(Dataset records on visual material)
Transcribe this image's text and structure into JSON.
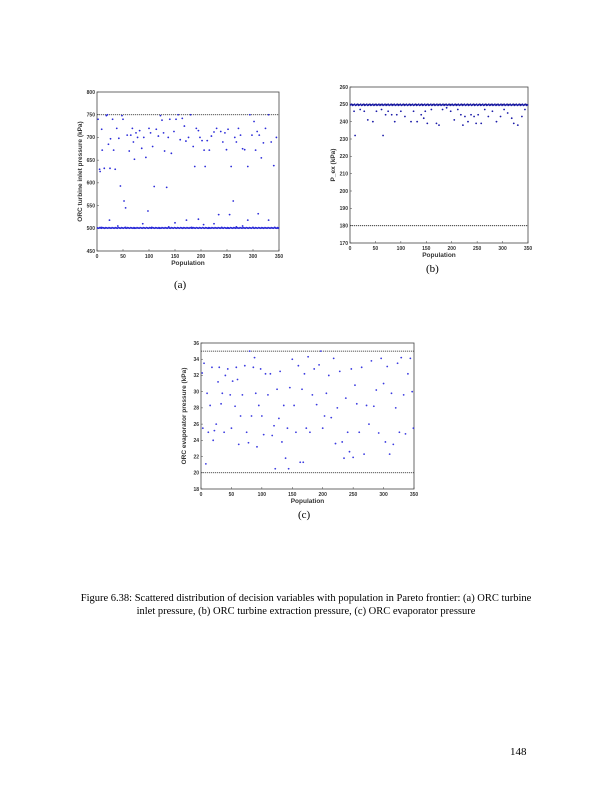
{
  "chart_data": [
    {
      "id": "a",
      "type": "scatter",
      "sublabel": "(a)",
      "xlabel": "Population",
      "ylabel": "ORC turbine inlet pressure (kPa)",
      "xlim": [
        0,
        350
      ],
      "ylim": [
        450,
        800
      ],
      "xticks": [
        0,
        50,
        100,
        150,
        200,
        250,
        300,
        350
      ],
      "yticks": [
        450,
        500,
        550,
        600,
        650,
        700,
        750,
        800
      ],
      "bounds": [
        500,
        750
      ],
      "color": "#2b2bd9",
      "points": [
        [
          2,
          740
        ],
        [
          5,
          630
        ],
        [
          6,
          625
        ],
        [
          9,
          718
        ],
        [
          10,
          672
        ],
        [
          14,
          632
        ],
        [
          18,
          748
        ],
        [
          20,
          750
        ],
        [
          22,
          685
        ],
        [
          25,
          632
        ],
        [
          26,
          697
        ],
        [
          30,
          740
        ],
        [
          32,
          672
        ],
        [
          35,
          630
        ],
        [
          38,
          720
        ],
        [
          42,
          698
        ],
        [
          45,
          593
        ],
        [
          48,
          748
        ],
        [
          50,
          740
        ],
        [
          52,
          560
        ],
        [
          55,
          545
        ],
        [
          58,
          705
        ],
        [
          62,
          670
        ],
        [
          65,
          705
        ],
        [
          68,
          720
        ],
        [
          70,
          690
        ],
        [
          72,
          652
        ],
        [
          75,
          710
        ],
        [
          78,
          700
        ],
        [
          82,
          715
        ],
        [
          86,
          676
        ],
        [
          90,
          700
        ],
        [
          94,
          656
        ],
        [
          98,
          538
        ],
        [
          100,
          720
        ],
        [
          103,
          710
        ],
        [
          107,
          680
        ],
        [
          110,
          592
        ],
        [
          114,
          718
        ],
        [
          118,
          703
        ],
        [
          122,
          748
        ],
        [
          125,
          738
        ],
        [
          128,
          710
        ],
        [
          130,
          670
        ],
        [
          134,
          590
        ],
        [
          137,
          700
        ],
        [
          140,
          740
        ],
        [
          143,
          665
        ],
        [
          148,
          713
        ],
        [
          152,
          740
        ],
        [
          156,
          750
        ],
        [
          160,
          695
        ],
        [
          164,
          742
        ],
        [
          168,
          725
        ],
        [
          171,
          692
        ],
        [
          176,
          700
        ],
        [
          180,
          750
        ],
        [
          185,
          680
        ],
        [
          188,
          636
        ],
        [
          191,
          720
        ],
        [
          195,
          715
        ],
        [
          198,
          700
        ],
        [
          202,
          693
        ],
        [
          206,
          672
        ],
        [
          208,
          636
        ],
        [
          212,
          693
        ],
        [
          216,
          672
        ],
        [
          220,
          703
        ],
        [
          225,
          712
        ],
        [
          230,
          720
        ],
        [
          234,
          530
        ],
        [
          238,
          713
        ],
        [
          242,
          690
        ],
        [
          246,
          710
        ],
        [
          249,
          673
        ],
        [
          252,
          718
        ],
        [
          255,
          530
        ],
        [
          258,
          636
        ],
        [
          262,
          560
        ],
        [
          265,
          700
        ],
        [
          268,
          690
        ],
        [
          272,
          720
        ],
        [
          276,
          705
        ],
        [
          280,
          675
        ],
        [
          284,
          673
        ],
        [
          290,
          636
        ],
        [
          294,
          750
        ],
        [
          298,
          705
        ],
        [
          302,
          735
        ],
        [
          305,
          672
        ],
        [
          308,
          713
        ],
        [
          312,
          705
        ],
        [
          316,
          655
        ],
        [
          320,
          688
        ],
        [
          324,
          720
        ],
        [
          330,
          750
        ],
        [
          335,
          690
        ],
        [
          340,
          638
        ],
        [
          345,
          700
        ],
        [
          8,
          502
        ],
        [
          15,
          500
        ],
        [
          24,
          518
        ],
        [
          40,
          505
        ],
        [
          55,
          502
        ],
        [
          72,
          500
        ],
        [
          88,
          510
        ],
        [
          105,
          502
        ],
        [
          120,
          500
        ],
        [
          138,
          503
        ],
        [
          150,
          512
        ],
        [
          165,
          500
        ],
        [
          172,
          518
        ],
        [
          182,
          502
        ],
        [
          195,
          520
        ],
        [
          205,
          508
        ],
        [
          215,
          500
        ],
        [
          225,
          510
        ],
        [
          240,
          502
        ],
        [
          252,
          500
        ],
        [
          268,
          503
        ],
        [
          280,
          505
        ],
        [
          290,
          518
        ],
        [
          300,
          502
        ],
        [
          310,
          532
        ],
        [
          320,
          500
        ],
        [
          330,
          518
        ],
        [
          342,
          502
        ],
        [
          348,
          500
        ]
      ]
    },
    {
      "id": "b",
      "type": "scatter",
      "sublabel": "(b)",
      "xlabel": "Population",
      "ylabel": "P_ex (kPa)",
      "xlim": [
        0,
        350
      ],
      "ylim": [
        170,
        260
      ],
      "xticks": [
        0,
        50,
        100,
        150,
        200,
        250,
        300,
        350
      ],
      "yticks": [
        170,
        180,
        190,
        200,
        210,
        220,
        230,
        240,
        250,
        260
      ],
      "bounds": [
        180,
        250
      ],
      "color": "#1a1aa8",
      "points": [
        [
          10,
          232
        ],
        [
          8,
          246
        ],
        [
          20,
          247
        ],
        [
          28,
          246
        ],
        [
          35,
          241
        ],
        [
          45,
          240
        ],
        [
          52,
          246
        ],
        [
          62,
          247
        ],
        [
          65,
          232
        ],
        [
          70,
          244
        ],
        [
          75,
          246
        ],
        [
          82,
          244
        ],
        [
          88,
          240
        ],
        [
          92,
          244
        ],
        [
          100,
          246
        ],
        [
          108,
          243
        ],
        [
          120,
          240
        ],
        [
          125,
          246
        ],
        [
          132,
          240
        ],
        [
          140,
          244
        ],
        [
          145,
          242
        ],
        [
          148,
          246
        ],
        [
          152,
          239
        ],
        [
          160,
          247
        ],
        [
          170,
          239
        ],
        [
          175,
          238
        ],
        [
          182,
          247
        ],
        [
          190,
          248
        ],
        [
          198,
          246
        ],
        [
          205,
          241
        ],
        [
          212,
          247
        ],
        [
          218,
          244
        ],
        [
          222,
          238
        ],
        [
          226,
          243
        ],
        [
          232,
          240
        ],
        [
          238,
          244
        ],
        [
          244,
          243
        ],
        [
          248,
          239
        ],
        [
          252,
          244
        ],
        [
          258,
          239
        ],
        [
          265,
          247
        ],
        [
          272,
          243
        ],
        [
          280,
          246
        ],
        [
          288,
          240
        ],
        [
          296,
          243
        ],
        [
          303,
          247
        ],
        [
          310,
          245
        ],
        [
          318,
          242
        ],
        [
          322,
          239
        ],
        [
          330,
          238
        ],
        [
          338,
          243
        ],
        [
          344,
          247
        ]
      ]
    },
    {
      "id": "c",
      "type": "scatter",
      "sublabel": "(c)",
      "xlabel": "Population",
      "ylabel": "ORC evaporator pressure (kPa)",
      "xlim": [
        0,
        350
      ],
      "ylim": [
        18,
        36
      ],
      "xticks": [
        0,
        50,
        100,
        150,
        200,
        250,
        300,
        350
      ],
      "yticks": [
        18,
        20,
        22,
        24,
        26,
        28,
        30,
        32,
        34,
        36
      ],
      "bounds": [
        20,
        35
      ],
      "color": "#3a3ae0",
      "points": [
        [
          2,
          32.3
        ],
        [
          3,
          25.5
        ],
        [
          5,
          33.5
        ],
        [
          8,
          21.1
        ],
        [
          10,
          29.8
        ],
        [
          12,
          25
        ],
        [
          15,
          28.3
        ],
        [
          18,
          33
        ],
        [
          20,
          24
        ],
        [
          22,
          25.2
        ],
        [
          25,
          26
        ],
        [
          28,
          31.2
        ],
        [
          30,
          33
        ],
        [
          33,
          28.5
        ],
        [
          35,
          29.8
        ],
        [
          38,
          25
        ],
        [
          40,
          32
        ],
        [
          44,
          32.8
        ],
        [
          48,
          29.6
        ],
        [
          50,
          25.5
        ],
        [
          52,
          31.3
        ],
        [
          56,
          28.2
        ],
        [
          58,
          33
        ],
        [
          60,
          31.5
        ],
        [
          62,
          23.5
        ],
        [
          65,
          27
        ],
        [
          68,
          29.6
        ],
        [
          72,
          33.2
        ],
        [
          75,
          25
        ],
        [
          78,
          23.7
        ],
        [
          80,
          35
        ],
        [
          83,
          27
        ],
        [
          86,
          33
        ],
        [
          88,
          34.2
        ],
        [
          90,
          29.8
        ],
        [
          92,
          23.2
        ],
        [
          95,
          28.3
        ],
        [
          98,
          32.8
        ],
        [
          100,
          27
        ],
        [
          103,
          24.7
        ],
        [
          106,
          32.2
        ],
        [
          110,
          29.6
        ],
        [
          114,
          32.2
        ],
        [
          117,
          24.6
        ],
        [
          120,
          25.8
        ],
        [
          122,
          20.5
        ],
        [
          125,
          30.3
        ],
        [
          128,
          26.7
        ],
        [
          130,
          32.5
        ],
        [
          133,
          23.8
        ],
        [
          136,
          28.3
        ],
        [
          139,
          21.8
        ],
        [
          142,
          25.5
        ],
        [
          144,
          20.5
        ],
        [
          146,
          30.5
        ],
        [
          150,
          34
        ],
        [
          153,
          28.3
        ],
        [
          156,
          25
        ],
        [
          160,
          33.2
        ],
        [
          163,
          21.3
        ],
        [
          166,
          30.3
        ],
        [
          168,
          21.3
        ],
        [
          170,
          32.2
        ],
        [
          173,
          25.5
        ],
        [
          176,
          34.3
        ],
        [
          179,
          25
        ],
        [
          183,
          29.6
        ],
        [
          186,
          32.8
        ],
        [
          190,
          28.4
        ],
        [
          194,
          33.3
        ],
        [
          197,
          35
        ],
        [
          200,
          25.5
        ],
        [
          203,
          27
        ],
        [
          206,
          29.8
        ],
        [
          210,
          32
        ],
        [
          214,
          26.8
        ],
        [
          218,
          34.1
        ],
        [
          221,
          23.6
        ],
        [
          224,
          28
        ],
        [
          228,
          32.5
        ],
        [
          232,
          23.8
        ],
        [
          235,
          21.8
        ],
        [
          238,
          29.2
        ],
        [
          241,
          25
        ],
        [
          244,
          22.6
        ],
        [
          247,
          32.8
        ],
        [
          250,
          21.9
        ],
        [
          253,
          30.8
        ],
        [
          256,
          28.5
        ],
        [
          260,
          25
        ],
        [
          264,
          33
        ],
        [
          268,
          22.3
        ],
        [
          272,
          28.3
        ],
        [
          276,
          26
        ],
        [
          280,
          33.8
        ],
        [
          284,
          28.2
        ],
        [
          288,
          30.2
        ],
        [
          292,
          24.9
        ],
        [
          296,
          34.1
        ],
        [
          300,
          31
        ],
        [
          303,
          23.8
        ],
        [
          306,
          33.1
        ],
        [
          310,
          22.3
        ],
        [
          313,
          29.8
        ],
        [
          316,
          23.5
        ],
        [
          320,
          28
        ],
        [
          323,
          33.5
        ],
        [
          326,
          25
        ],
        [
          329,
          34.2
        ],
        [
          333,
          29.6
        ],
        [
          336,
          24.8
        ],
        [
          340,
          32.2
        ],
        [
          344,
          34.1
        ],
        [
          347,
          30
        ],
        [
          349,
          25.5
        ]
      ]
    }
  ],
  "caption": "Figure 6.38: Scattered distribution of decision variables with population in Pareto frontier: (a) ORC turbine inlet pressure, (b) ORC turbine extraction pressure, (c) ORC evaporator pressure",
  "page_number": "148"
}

▸ **Written instruction**
Look over the material above and show each line where "turbine" appears.

▸ **Response below**
      "ylabel": "ORC turbine inlet pressure (kPa)",
  "caption": "Figure 6.38: Scattered distribution of decision variables with population in Pareto frontier: (a) ORC turbine inlet pressure, (b) ORC turbine extraction pressure, (c) ORC evaporator pressure",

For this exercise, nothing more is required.